Identify all lines of the data containing the string "this" and copy them.

Extracted records
──────────────────────────────
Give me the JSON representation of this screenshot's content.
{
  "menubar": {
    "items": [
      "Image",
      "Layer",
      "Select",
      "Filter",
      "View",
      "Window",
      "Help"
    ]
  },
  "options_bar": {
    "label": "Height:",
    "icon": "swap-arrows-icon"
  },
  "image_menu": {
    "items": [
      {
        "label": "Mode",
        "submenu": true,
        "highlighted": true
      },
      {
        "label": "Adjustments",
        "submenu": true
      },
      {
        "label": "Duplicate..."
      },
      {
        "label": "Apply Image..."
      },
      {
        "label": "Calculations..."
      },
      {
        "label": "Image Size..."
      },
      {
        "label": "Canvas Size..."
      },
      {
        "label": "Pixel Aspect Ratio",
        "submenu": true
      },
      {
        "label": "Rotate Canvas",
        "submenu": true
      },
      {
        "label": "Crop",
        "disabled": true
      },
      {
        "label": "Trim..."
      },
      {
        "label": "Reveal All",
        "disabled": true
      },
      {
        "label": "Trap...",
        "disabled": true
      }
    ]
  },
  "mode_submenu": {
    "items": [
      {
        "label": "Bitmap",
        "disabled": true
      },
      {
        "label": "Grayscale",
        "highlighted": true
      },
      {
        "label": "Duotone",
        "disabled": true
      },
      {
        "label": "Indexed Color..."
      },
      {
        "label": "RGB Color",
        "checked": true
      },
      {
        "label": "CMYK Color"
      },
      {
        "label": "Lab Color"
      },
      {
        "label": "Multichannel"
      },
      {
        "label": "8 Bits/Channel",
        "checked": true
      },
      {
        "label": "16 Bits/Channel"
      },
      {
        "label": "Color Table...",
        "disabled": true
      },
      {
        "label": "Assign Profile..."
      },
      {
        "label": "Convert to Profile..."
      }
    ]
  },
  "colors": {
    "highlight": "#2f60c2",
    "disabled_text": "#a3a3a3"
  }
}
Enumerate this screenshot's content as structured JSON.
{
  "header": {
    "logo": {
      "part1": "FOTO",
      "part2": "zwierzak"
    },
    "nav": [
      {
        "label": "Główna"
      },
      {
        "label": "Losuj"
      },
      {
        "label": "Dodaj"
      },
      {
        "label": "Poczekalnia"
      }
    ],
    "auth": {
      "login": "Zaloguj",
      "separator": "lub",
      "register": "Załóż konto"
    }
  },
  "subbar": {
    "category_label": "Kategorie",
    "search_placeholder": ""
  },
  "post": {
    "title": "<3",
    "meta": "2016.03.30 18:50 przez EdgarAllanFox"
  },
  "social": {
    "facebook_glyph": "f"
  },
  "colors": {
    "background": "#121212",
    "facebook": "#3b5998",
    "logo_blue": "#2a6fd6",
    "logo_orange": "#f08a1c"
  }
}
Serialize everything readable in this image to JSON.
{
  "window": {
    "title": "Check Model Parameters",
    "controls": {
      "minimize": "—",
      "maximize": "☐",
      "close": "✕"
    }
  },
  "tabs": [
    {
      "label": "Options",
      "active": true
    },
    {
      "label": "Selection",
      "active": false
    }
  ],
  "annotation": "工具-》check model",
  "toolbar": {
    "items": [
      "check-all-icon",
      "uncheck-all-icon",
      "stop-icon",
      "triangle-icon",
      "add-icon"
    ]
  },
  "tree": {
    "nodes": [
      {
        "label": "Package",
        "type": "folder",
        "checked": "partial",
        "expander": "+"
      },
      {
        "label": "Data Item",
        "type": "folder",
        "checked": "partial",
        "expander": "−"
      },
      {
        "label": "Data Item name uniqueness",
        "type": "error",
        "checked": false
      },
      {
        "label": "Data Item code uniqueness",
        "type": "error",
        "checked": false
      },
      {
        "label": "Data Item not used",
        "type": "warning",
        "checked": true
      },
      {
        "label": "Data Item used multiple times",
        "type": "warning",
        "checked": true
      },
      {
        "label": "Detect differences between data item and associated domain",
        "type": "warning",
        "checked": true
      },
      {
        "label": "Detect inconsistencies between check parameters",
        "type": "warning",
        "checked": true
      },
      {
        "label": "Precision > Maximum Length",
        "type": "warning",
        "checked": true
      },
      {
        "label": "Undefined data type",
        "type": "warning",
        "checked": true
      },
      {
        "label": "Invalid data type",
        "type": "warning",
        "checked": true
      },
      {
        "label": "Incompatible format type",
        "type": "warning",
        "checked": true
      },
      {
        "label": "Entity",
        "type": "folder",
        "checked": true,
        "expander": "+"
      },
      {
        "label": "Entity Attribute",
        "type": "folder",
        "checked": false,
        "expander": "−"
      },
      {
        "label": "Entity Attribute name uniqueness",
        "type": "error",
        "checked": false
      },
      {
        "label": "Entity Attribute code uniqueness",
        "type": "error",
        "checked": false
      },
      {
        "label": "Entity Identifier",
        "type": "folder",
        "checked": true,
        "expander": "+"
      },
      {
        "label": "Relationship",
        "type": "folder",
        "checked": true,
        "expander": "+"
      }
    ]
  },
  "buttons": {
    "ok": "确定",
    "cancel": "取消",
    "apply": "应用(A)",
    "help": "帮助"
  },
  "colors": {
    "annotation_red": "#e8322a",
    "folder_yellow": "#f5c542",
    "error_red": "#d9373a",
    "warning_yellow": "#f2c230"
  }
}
──────────────────────────────
Finished answer
Give me the JSON representation of this screenshot's content.
Enumerate this screenshot's content as structured JSON.
Serialize everything readable in this image to JSON.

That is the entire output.